Quote the full listing word for word.

> _RECORD SET_:
+ + + +

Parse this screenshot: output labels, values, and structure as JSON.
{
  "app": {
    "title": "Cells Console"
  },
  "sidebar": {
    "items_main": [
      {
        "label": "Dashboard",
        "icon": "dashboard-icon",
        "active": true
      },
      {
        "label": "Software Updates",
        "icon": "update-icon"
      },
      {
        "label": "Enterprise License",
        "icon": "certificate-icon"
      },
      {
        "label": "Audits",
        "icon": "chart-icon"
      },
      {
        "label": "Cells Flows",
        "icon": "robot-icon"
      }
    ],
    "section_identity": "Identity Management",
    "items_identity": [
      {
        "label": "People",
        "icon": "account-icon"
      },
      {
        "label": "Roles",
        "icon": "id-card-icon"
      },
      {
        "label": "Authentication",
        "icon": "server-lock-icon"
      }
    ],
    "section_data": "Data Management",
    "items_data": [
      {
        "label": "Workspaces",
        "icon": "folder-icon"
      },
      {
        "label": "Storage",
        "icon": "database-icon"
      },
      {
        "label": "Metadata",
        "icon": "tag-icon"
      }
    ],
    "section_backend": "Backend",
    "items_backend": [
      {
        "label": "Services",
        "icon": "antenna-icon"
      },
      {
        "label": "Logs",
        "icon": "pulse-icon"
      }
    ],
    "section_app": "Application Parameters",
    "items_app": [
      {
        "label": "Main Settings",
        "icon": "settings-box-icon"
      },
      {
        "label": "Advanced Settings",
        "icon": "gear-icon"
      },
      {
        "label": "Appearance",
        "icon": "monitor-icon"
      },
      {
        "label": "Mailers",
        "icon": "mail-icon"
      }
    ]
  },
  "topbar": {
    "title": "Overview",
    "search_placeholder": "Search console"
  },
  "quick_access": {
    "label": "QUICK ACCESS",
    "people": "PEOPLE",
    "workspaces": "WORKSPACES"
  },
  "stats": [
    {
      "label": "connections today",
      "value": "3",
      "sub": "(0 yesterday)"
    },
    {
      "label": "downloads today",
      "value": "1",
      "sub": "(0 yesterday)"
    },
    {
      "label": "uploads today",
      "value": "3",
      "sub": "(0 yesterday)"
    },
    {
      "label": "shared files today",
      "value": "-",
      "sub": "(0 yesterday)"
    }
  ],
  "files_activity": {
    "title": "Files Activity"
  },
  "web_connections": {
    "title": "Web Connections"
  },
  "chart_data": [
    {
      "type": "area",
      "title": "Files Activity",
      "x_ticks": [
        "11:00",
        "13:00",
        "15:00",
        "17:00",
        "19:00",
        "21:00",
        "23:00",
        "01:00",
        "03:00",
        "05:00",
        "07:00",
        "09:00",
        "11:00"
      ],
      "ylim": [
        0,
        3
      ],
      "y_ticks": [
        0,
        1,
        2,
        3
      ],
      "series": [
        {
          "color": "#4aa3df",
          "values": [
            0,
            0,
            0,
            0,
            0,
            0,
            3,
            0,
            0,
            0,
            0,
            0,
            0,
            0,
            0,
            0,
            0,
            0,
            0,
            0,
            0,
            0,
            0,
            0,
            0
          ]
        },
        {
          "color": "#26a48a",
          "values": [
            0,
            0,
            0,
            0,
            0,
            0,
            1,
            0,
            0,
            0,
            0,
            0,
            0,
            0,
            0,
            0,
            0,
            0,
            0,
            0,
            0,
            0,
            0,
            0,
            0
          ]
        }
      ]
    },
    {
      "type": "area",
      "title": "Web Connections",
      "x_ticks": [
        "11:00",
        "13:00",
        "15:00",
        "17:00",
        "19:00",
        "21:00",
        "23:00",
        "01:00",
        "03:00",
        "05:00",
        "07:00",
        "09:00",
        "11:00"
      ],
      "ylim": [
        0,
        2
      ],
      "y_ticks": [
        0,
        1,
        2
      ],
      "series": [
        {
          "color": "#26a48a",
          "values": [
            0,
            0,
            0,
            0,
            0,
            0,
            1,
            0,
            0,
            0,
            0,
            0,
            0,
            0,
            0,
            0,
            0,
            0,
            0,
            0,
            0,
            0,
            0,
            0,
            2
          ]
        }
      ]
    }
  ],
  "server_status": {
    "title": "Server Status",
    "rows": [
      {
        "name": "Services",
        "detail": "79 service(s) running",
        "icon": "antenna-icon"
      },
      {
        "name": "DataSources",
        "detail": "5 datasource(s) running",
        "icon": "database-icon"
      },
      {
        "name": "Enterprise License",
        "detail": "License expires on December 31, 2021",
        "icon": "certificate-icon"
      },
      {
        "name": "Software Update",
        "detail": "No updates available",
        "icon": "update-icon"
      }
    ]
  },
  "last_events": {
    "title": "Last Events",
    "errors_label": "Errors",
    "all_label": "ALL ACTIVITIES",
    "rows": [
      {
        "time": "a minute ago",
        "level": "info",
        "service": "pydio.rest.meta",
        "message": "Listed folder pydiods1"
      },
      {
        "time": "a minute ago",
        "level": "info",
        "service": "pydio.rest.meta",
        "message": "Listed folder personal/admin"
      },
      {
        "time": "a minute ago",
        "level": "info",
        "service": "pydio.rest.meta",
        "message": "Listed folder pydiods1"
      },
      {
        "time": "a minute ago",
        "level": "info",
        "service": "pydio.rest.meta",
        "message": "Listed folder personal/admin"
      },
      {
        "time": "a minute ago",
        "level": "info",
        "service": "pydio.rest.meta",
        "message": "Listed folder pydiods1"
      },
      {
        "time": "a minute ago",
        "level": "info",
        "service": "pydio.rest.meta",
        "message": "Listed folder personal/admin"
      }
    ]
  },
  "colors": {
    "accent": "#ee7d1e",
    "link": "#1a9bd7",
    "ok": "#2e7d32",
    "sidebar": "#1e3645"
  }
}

+ + + +

> _FINISHED ANSWER_:
Parse this screenshot: output labels, values, and structure as JSON.
{
  "app": {
    "title": "Cells Console"
  },
  "sidebar": {
    "items_main": [
      {
        "label": "Dashboard",
        "icon": "dashboard-icon",
        "active": true
      },
      {
        "label": "Software Updates",
        "icon": "update-icon"
      },
      {
        "label": "Enterprise License",
        "icon": "certificate-icon"
      },
      {
        "label": "Audits",
        "icon": "chart-icon"
      },
      {
        "label": "Cells Flows",
        "icon": "robot-icon"
      }
    ],
    "section_identity": "Identity Management",
    "items_identity": [
      {
        "label": "People",
        "icon": "account-icon"
      },
      {
        "label": "Roles",
        "icon": "id-card-icon"
      },
      {
        "label": "Authentication",
        "icon": "server-lock-icon"
      }
    ],
    "section_data": "Data Management",
    "items_data": [
      {
        "label": "Workspaces",
        "icon": "folder-icon"
      },
      {
        "label": "Storage",
        "icon": "database-icon"
      },
      {
        "label": "Metadata",
        "icon": "tag-icon"
      }
    ],
    "section_backend": "Backend",
    "items_backend": [
      {
        "label": "Services",
        "icon": "antenna-icon"
      },
      {
        "label": "Logs",
        "icon": "pulse-icon"
      }
    ],
    "section_app": "Application Parameters",
    "items_app": [
      {
        "label": "Main Settings",
        "icon": "settings-box-icon"
      },
      {
        "label": "Advanced Settings",
        "icon": "gear-icon"
      },
      {
        "label": "Appearance",
        "icon": "monitor-icon"
      },
      {
        "label": "Mailers",
        "icon": "mail-icon"
      }
    ]
  },
  "topbar": {
    "title": "Overview",
    "search_placeholder": "Search console"
  },
  "quick_access": {
    "label": "QUICK ACCESS",
    "people": "PEOPLE",
    "workspaces": "WORKSPACES"
  },
  "stats": [
    {
      "label": "connections today",
      "value": "3",
      "sub": "(0 yesterday)"
    },
    {
      "label": "downloads today",
      "value": "1",
      "sub": "(0 yesterday)"
    },
    {
      "label": "uploads today",
      "value": "3",
      "sub": "(0 yesterday)"
    },
    {
      "label": "shared files today",
      "value": "-",
      "sub": "(0 yesterday)"
    }
  ],
  "files_activity": {
    "title": "Files Activity"
  },
  "web_connections": {
    "title": "Web Connections"
  },
  "chart_data": [
    {
      "type": "area",
      "title": "Files Activity",
      "x_ticks": [
        "11:00",
        "13:00",
        "15:00",
        "17:00",
        "19:00",
        "21:00",
        "23:00",
        "01:00",
        "03:00",
        "05:00",
        "07:00",
        "09:00",
        "11:00"
      ],
      "ylim": [
        0,
        3
      ],
      "y_ticks": [
        0,
        1,
        2,
        3
      ],
      "series": [
        {
          "color": "#4aa3df",
          "values": [
            0,
            0,
            0,
            0,
            0,
            0,
            3,
            0,
            0,
            0,
            0,
            0,
            0,
            0,
            0,
            0,
            0,
            0,
            0,
            0,
            0,
            0,
            0,
            0,
            0
          ]
        },
        {
          "color": "#26a48a",
          "values": [
            0,
            0,
            0,
            0,
            0,
            0,
            1,
            0,
            0,
            0,
            0,
            0,
            0,
            0,
            0,
            0,
            0,
            0,
            0,
            0,
            0,
            0,
            0,
            0,
            0
          ]
        }
      ]
    },
    {
      "type": "area",
      "title": "Web Connections",
      "x_ticks": [
        "11:00",
        "13:00",
        "15:00",
        "17:00",
        "19:00",
        "21:00",
        "23:00",
        "01:00",
        "03:00",
        "05:00",
        "07:00",
        "09:00",
        "11:00"
      ],
      "ylim": [
        0,
        2
      ],
      "y_ticks": [
        0,
        1,
        2
      ],
      "series": [
        {
          "color": "#26a48a",
          "values": [
            0,
            0,
            0,
            0,
            0,
            0,
            1,
            0,
            0,
            0,
            0,
            0,
            0,
            0,
            0,
            0,
            0,
            0,
            0,
            0,
            0,
            0,
            0,
            0,
            2
          ]
        }
      ]
    }
  ],
  "server_status": {
    "title": "Server Status",
    "rows": [
      {
        "name": "Services",
        "detail": "79 service(s) running",
        "icon": "antenna-icon"
      },
      {
        "name": "DataSources",
        "detail": "5 datasource(s) running",
        "icon": "database-icon"
      },
      {
        "name": "Enterprise License",
        "detail": "License expires on December 31, 2021",
        "icon": "certificate-icon"
      },
      {
        "name": "Software Update",
        "detail": "No updates available",
        "icon": "update-icon"
      }
    ]
  },
  "last_events": {
    "title": "Last Events",
    "errors_label": "Errors",
    "all_label": "ALL ACTIVITIES",
    "rows": [
      {
        "time": "a minute ago",
        "level": "info",
        "service": "pydio.rest.meta",
        "message": "Listed folder pydiods1"
      },
      {
        "time": "a minute ago",
        "level": "info",
        "service": "pydio.rest.meta",
        "message": "Listed folder personal/admin"
      },
      {
        "time": "a minute ago",
        "level": "info",
        "service": "pydio.rest.meta",
        "message": "Listed folder pydiods1"
      },
      {
        "time": "a minute ago",
        "level": "info",
        "service": "pydio.rest.meta",
        "message": "Listed folder personal/admin"
      },
      {
        "time": "a minute ago",
        "level": "info",
        "service": "pydio.rest.meta",
        "message": "Listed folder pydiods1"
      },
      {
        "time": "a minute ago",
        "level": "info",
        "service": "pydio.rest.meta",
        "message": "Listed folder personal/admin"
      }
    ]
  },
  "colors": {
    "accent": "#ee7d1e",
    "link": "#1a9bd7",
    "ok": "#2e7d32",
    "sidebar": "#1e3645"
  }
}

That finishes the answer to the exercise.